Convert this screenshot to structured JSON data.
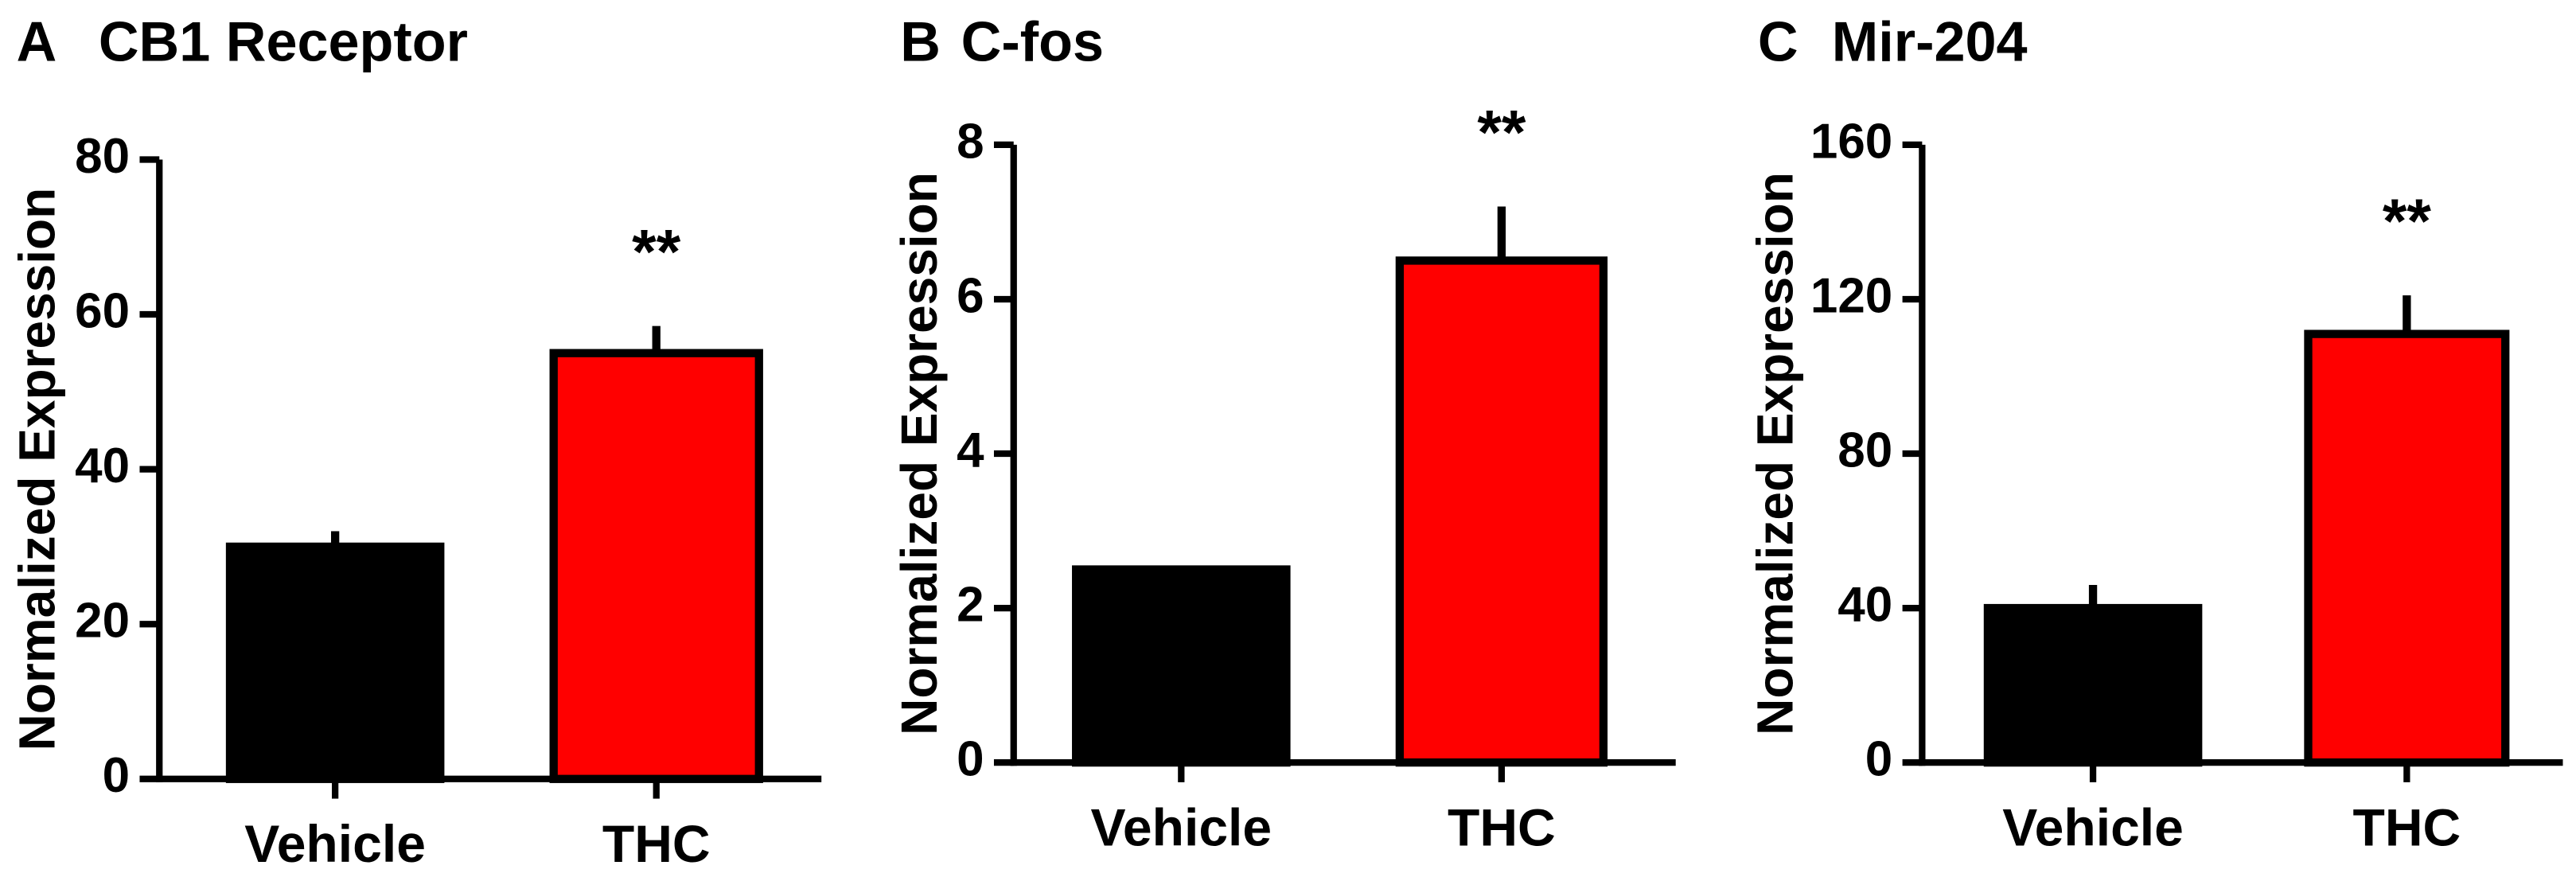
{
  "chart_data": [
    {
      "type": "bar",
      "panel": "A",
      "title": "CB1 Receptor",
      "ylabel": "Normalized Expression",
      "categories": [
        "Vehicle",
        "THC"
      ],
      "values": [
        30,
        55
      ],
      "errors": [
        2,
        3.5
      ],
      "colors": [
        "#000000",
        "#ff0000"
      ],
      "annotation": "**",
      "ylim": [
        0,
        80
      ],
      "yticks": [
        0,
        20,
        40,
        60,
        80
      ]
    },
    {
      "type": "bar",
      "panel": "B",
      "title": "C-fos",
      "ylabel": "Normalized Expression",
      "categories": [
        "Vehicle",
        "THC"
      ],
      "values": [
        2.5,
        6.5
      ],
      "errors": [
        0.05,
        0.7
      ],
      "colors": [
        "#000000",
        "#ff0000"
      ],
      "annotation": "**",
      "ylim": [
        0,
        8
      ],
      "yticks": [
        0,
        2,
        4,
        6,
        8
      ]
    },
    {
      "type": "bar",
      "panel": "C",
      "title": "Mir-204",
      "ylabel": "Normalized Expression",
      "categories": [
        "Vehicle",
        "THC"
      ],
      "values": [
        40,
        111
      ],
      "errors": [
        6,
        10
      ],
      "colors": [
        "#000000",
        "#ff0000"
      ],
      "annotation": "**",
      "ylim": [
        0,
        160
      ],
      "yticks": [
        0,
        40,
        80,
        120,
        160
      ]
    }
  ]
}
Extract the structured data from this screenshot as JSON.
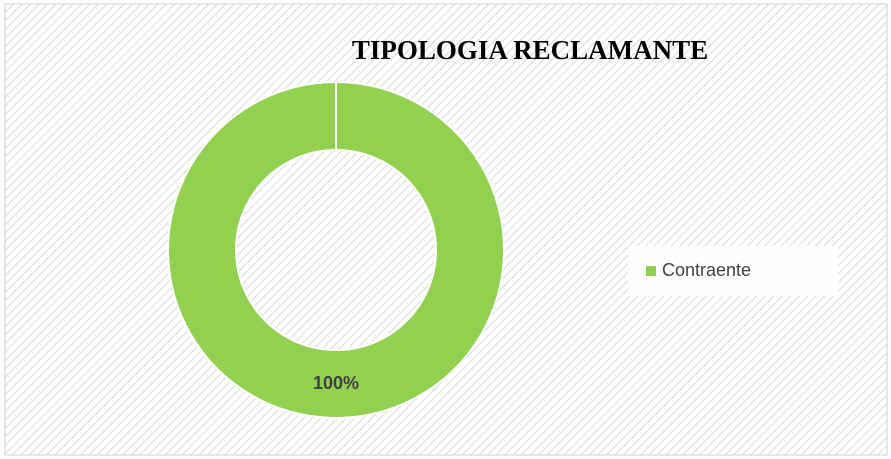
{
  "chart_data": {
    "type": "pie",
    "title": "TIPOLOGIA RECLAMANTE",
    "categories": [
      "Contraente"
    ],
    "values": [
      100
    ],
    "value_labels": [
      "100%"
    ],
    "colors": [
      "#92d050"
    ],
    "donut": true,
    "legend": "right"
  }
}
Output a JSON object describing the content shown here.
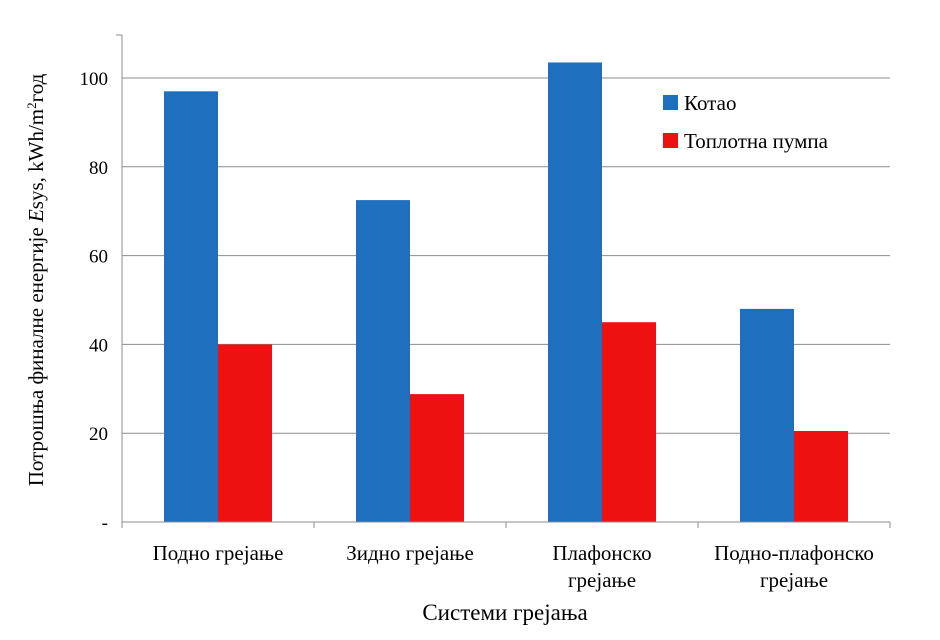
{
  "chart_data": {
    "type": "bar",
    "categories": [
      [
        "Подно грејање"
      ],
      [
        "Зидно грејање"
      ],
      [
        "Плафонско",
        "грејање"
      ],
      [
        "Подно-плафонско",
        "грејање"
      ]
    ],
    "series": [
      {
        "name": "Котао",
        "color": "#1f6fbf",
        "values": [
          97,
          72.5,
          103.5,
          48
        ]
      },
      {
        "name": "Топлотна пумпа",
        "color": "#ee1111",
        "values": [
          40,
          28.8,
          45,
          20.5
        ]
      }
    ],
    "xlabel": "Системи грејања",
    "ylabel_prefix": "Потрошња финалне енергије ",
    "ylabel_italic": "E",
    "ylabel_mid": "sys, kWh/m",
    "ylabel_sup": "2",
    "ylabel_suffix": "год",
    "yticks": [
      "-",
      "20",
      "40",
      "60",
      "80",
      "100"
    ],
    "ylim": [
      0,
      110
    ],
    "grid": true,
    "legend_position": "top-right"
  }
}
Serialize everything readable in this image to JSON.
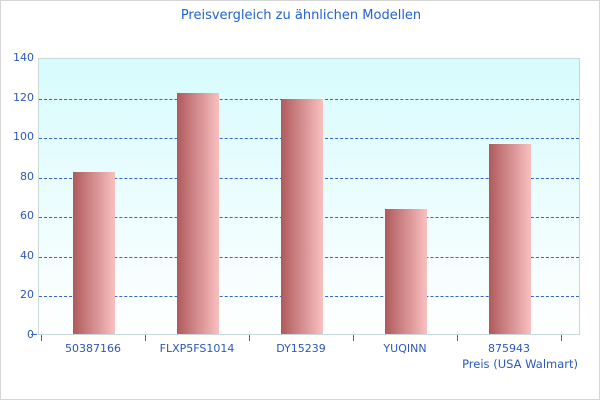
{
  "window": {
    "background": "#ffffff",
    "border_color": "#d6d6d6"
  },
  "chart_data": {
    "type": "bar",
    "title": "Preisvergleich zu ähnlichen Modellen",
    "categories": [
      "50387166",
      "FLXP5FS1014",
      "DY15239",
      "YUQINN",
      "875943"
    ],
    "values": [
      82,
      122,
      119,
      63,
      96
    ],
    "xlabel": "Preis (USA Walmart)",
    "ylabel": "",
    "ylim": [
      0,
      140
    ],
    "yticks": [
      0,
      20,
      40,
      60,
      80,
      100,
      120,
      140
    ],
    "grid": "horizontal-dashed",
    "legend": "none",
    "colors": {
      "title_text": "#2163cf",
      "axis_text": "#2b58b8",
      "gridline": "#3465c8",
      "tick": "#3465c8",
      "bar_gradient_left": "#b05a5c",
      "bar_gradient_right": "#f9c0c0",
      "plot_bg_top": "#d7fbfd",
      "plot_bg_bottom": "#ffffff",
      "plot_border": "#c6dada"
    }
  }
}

WHAT YOU ARE ASKED TO DO
Copy every entry word for word, but omit the pictures.

REPLY TO THE EXERCISE
Convert this screenshot to structured JSON data.
{
  "chart_data": [
    {
      "type": "bar",
      "panel": "A",
      "title": "CB1 Receptor",
      "ylabel": "Normalized Expression",
      "categories": [
        "Vehicle",
        "THC"
      ],
      "values": [
        30,
        55
      ],
      "errors": [
        2,
        3.5
      ],
      "colors": [
        "#000000",
        "#ff0000"
      ],
      "annotation": "**",
      "ylim": [
        0,
        80
      ],
      "yticks": [
        0,
        20,
        40,
        60,
        80
      ]
    },
    {
      "type": "bar",
      "panel": "B",
      "title": "C-fos",
      "ylabel": "Normalized Expression",
      "categories": [
        "Vehicle",
        "THC"
      ],
      "values": [
        2.5,
        6.5
      ],
      "errors": [
        0.05,
        0.7
      ],
      "colors": [
        "#000000",
        "#ff0000"
      ],
      "annotation": "**",
      "ylim": [
        0,
        8
      ],
      "yticks": [
        0,
        2,
        4,
        6,
        8
      ]
    },
    {
      "type": "bar",
      "panel": "C",
      "title": "Mir-204",
      "ylabel": "Normalized Expression",
      "categories": [
        "Vehicle",
        "THC"
      ],
      "values": [
        40,
        111
      ],
      "errors": [
        6,
        10
      ],
      "colors": [
        "#000000",
        "#ff0000"
      ],
      "annotation": "**",
      "ylim": [
        0,
        160
      ],
      "yticks": [
        0,
        40,
        80,
        120,
        160
      ]
    }
  ]
}
Extract the structured data from this screenshot as JSON.
{
  "chart_data": {
    "type": "pie",
    "title": "TIPOLOGIA RECLAMANTE",
    "categories": [
      "Contraente"
    ],
    "values": [
      100
    ],
    "value_labels": [
      "100%"
    ],
    "colors": [
      "#92d050"
    ],
    "donut": true,
    "legend": "right"
  }
}
Output a JSON object describing the content shown here.
{
  "chart_data": {
    "type": "bar",
    "categories": [
      [
        "Подно грејање"
      ],
      [
        "Зидно грејање"
      ],
      [
        "Плафонско",
        "грејање"
      ],
      [
        "Подно-плафонско",
        "грејање"
      ]
    ],
    "series": [
      {
        "name": "Котао",
        "color": "#1f6fbf",
        "values": [
          97,
          72.5,
          103.5,
          48
        ]
      },
      {
        "name": "Топлотна пумпа",
        "color": "#ee1111",
        "values": [
          40,
          28.8,
          45,
          20.5
        ]
      }
    ],
    "xlabel": "Системи грејања",
    "ylabel_prefix": "Потрошња финалне енергије ",
    "ylabel_italic": "E",
    "ylabel_mid": "sys, kWh/m",
    "ylabel_sup": "2",
    "ylabel_suffix": "год",
    "yticks": [
      "-",
      "20",
      "40",
      "60",
      "80",
      "100"
    ],
    "ylim": [
      0,
      110
    ],
    "grid": true,
    "legend_position": "top-right"
  }
}
Serialize everything readable in this image to JSON.
{
  "window": {
    "background": "#ffffff",
    "border_color": "#d6d6d6"
  },
  "chart_data": {
    "type": "bar",
    "title": "Preisvergleich zu ähnlichen Modellen",
    "categories": [
      "50387166",
      "FLXP5FS1014",
      "DY15239",
      "YUQINN",
      "875943"
    ],
    "values": [
      82,
      122,
      119,
      63,
      96
    ],
    "xlabel": "Preis (USA Walmart)",
    "ylabel": "",
    "ylim": [
      0,
      140
    ],
    "yticks": [
      0,
      20,
      40,
      60,
      80,
      100,
      120,
      140
    ],
    "grid": "horizontal-dashed",
    "legend": "none",
    "colors": {
      "title_text": "#2163cf",
      "axis_text": "#2b58b8",
      "gridline": "#3465c8",
      "tick": "#3465c8",
      "bar_gradient_left": "#b05a5c",
      "bar_gradient_right": "#f9c0c0",
      "plot_bg_top": "#d7fbfd",
      "plot_bg_bottom": "#ffffff",
      "plot_border": "#c6dada"
    }
  }
}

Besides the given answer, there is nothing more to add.